Find the lines with "NASDelay" in them and copy them out.

## Begin TASK INPUTS

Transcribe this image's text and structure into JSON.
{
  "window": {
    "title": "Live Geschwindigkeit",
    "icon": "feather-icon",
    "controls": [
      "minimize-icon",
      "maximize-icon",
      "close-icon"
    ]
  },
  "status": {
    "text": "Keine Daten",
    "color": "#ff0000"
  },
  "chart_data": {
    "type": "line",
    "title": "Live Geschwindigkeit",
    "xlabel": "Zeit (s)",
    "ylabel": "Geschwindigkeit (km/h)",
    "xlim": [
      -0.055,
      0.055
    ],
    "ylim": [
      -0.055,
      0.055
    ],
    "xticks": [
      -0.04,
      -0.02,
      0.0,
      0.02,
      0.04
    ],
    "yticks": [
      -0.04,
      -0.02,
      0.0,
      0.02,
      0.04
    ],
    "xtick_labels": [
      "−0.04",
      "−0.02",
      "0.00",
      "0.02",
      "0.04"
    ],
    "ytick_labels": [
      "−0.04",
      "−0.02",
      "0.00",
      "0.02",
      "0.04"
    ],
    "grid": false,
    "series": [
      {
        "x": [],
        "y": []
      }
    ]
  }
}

## End TASK INPUTS
## Begin TASK INPUTS

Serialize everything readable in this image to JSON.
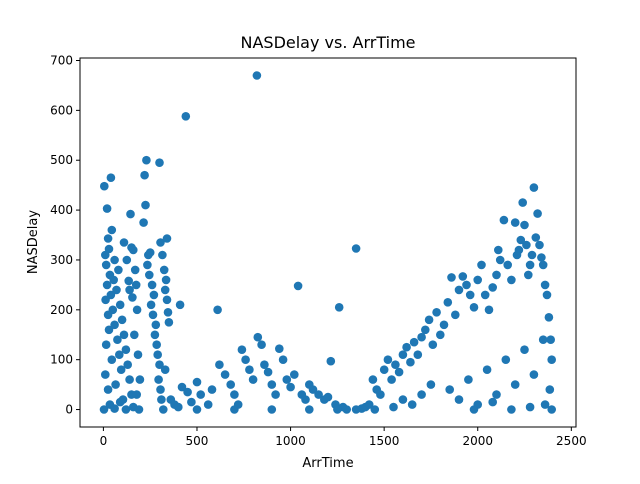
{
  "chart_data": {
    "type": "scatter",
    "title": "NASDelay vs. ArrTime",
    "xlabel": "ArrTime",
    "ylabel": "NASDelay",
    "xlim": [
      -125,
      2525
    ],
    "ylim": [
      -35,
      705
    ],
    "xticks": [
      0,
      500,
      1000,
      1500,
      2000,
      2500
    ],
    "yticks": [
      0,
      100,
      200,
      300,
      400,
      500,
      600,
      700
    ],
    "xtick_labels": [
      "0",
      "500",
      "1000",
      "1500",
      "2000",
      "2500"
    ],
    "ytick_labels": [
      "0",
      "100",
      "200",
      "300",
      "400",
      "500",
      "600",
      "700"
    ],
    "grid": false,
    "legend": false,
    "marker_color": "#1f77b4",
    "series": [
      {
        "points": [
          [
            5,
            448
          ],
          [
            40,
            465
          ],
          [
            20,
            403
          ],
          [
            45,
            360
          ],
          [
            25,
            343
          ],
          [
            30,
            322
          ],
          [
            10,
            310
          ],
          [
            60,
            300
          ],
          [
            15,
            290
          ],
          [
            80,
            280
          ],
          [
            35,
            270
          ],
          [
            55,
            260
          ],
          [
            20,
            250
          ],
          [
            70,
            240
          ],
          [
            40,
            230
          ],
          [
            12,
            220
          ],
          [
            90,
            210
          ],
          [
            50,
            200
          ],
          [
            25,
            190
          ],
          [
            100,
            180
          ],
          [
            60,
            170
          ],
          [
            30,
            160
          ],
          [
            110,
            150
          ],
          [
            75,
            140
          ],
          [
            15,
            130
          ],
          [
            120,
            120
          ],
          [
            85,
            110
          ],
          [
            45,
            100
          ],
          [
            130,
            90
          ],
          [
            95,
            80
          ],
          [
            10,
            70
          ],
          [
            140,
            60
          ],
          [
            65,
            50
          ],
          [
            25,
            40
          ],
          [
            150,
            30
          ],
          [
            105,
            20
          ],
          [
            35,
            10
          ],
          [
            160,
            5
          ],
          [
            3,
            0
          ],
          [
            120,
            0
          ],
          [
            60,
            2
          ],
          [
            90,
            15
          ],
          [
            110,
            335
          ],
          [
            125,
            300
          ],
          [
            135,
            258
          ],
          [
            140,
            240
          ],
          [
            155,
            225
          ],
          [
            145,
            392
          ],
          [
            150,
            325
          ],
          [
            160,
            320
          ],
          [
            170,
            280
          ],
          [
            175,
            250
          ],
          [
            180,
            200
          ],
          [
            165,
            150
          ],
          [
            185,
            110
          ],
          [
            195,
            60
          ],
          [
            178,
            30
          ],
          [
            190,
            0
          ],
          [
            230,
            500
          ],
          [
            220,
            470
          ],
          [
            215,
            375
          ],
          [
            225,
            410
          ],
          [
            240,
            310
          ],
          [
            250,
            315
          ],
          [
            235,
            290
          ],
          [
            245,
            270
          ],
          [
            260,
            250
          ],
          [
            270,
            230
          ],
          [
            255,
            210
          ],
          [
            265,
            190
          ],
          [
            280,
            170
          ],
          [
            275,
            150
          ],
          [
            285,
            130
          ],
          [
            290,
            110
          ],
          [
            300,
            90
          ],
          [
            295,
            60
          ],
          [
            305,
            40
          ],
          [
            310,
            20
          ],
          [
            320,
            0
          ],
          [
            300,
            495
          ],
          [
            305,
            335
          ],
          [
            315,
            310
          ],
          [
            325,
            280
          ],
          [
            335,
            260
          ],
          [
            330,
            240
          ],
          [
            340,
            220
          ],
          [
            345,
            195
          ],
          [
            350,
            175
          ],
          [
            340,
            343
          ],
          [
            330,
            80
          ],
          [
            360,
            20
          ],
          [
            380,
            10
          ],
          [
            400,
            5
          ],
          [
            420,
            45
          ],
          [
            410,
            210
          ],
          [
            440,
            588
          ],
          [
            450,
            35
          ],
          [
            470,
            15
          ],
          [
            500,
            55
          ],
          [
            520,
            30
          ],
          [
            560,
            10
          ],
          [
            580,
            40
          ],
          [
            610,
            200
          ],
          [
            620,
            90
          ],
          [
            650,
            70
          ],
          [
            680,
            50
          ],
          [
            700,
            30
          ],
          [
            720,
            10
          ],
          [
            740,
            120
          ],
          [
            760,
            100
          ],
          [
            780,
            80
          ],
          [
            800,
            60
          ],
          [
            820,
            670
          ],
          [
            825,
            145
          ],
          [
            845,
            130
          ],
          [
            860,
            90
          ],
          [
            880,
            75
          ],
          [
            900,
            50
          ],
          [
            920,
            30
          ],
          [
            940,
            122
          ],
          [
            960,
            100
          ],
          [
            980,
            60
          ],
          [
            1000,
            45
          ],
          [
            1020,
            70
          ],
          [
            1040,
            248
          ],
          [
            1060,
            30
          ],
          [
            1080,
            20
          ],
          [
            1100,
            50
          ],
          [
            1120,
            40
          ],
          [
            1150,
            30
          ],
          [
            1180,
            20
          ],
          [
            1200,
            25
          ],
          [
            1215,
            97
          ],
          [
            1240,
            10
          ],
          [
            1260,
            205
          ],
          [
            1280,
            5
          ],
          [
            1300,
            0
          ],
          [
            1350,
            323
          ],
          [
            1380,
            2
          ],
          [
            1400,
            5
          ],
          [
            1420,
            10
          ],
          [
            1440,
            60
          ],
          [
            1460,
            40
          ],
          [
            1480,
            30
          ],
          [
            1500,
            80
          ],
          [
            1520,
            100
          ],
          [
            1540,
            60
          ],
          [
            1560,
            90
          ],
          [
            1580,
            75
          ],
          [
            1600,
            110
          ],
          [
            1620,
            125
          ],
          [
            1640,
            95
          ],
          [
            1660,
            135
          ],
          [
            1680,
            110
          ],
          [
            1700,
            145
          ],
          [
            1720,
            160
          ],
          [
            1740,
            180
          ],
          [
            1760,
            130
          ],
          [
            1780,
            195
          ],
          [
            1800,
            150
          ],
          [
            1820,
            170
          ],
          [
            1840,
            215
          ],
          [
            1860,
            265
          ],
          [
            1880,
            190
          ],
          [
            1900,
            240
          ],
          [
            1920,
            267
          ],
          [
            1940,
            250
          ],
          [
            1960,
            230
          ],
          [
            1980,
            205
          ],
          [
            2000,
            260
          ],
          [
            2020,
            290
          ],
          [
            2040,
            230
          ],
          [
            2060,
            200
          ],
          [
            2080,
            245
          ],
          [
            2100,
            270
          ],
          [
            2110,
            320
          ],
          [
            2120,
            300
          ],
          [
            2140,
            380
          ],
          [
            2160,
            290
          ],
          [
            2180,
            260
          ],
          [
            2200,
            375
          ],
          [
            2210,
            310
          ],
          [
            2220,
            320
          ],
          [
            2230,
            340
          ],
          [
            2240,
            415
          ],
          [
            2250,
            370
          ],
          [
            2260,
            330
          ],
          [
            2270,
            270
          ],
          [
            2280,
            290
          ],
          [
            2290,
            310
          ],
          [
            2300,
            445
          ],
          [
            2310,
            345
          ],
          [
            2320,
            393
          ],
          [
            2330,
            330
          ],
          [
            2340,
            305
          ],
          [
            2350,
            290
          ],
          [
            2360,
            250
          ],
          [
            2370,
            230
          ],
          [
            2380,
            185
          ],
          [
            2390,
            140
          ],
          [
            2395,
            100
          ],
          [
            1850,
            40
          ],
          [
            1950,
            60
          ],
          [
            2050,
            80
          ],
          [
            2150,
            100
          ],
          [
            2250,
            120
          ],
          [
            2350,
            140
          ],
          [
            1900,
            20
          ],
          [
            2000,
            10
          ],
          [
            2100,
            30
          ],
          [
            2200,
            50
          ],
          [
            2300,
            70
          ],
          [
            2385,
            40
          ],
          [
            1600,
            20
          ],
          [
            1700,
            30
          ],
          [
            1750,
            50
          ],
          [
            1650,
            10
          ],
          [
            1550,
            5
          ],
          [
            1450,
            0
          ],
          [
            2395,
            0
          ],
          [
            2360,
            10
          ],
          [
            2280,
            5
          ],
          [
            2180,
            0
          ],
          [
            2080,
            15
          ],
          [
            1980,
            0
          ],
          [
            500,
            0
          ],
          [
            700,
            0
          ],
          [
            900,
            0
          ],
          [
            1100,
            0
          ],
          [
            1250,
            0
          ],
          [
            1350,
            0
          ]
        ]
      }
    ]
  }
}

## End TASK INPUTS
## Begin TASK INPUTS

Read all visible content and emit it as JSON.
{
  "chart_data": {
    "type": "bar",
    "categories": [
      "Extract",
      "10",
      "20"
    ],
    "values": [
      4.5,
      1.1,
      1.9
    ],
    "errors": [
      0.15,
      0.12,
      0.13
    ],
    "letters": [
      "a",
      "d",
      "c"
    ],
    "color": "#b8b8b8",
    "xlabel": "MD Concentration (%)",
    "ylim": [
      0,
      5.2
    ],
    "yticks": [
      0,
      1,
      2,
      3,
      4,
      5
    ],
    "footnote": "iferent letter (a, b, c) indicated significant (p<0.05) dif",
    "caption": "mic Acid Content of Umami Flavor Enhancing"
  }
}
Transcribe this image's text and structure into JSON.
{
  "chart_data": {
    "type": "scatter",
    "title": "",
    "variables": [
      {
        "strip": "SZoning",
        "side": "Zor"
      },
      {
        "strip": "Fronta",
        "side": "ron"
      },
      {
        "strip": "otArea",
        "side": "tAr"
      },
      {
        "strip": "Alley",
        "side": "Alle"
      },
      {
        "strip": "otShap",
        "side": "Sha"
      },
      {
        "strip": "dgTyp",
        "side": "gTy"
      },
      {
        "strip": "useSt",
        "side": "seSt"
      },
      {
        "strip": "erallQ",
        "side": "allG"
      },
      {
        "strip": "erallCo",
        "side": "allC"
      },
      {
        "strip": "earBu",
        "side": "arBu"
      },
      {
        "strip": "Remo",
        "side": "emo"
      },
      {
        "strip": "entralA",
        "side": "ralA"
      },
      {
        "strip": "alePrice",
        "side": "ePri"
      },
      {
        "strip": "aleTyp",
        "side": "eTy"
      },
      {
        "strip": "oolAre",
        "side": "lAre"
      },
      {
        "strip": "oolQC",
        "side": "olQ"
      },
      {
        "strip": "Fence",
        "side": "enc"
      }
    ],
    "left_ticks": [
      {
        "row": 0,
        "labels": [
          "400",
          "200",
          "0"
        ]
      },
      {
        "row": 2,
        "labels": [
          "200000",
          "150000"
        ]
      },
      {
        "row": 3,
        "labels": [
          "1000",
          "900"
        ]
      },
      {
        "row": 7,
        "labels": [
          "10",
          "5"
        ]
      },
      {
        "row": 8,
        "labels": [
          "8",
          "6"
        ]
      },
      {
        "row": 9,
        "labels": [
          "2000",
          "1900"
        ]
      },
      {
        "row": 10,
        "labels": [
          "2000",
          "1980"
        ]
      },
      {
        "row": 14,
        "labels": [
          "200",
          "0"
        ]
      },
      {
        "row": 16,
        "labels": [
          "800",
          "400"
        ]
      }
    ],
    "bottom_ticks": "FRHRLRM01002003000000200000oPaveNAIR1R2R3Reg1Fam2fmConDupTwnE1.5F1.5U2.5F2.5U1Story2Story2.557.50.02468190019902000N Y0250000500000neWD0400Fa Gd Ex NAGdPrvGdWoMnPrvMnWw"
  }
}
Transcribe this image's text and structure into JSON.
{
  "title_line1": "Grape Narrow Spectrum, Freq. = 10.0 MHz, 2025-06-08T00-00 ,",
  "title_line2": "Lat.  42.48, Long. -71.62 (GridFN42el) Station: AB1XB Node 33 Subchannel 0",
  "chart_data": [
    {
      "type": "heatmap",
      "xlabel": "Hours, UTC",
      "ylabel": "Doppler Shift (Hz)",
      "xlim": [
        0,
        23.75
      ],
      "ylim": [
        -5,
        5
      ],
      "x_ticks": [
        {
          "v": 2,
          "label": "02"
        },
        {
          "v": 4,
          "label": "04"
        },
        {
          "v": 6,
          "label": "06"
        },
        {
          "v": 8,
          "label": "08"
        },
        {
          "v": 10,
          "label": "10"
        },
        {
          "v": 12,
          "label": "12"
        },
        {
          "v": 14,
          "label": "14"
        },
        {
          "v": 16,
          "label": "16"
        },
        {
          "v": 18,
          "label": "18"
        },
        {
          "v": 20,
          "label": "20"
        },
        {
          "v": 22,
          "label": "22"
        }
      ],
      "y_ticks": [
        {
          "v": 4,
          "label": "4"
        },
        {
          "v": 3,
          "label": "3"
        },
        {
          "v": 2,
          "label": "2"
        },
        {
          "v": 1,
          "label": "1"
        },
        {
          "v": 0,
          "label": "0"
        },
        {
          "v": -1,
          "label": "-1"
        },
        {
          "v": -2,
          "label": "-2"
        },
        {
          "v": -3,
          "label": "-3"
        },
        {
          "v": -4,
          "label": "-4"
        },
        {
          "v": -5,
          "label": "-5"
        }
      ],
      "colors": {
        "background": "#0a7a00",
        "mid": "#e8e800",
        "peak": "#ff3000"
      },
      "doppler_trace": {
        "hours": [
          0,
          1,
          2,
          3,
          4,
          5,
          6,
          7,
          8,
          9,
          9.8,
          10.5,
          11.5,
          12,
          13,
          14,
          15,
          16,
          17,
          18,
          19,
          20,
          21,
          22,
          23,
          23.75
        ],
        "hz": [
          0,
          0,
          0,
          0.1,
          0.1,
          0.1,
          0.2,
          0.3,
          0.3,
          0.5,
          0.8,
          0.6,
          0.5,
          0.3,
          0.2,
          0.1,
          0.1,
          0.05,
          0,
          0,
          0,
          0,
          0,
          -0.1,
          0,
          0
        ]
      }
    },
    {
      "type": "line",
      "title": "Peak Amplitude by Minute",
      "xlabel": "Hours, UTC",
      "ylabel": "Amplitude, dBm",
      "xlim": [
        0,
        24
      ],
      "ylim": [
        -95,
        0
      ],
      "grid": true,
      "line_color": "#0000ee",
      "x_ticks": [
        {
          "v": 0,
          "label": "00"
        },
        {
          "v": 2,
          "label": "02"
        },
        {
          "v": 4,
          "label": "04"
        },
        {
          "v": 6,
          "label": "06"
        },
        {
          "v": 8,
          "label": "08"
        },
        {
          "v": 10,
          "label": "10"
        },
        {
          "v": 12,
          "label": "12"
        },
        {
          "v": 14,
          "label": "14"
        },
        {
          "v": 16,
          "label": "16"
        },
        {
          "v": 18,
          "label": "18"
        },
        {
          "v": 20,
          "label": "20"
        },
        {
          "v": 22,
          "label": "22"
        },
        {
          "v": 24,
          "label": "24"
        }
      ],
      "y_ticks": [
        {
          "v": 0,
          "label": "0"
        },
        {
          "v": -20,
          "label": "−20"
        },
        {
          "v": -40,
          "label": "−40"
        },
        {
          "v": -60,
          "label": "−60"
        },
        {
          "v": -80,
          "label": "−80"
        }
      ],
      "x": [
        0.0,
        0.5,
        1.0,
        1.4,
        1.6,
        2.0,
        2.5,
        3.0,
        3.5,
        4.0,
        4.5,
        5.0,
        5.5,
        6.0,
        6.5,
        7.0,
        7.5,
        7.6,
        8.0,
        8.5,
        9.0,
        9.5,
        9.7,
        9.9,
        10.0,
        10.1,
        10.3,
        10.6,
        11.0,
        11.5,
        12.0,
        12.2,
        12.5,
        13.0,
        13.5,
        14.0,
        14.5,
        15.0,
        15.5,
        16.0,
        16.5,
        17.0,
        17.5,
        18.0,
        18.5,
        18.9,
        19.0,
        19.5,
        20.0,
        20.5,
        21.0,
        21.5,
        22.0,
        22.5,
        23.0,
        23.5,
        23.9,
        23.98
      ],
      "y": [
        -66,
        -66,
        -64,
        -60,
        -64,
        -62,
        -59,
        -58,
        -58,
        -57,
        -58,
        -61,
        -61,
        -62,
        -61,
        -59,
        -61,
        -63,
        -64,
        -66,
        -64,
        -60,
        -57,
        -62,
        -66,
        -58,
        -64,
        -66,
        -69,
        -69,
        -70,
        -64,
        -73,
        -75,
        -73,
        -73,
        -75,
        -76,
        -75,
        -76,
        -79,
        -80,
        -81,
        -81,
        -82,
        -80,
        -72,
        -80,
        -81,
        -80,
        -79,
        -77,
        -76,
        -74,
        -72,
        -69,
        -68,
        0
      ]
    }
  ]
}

## End TASK INPUTS

■ RESPONSE TO THE EXERCISE:
    "title": "NASDelay vs. ArrTime",
    "ylabel": "NASDelay",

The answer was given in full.